══ Data supplied
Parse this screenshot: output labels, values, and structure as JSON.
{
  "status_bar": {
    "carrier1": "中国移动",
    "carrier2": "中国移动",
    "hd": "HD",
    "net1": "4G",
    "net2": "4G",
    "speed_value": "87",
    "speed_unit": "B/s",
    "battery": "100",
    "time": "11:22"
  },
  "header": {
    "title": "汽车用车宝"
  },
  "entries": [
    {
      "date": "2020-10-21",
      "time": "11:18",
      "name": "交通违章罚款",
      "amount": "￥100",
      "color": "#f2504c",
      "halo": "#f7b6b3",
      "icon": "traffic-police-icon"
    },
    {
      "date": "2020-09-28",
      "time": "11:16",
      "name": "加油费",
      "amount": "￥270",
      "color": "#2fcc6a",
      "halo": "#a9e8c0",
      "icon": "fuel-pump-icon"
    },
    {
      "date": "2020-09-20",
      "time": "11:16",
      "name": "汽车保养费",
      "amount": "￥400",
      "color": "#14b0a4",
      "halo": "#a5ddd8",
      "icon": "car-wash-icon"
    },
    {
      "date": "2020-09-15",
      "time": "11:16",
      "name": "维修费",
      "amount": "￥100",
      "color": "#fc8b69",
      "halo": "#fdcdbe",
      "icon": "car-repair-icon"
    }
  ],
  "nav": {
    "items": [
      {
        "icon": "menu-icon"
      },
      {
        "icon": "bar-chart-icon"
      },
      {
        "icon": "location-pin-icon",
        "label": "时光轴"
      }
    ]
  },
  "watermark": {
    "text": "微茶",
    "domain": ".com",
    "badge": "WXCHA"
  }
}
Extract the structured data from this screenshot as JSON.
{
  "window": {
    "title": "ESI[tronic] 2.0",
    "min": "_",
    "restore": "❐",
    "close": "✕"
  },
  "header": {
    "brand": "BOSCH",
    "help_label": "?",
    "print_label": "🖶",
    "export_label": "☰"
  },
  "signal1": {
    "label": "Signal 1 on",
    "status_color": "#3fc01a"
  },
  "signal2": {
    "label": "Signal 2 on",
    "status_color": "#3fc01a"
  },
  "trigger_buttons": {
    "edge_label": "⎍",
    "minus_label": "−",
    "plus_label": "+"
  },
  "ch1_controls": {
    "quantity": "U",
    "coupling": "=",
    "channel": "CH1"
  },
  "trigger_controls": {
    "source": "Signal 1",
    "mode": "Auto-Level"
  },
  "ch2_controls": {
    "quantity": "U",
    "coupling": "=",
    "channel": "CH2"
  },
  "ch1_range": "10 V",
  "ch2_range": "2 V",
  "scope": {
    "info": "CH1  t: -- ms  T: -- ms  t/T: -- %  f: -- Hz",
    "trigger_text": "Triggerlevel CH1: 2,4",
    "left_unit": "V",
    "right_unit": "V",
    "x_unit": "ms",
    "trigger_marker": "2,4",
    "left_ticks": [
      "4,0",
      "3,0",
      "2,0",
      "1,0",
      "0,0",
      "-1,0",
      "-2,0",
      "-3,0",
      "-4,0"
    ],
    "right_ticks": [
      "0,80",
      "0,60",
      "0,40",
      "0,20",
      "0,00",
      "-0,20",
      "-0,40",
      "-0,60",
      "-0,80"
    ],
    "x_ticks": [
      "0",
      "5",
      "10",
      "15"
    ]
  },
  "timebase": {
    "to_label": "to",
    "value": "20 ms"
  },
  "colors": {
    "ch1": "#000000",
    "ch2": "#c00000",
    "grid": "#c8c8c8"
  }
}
════
Your instructions> Everything from the line containing "Extract the structured" through the last line of the records must be given again exactly; leave out all other lines.

Reply to the exercise>
Extract the structured data from this screenshot as JSON.
{
  "window": {
    "title": "ESI[tronic] 2.0",
    "min": "_",
    "restore": "❐",
    "close": "✕"
  },
  "header": {
    "brand": "BOSCH",
    "help_label": "?",
    "print_label": "🖶",
    "export_label": "☰"
  },
  "signal1": {
    "label": "Signal 1 on",
    "status_color": "#3fc01a"
  },
  "signal2": {
    "label": "Signal 2 on",
    "status_color": "#3fc01a"
  },
  "trigger_buttons": {
    "edge_label": "⎍",
    "minus_label": "−",
    "plus_label": "+"
  },
  "ch1_controls": {
    "quantity": "U",
    "coupling": "=",
    "channel": "CH1"
  },
  "trigger_controls": {
    "source": "Signal 1",
    "mode": "Auto-Level"
  },
  "ch2_controls": {
    "quantity": "U",
    "coupling": "=",
    "channel": "CH2"
  },
  "ch1_range": "10 V",
  "ch2_range": "2 V",
  "scope": {
    "info": "CH1  t: -- ms  T: -- ms  t/T: -- %  f: -- Hz",
    "trigger_text": "Triggerlevel CH1: 2,4",
    "left_unit": "V",
    "right_unit": "V",
    "x_unit": "ms",
    "trigger_marker": "2,4",
    "left_ticks": [
      "4,0",
      "3,0",
      "2,0",
      "1,0",
      "0,0",
      "-1,0",
      "-2,0",
      "-3,0",
      "-4,0"
    ],
    "right_ticks": [
      "0,80",
      "0,60",
      "0,40",
      "0,20",
      "0,00",
      "-0,20",
      "-0,40",
      "-0,60",
      "-0,80"
    ],
    "x_ticks": [
      "0",
      "5",
      "10",
      "15"
    ]
  },
  "timebase": {
    "to_label": "to",
    "value": "20 ms"
  },
  "colors": {
    "ch1": "#000000",
    "ch2": "#c00000",
    "grid": "#c8c8c8"
  }
}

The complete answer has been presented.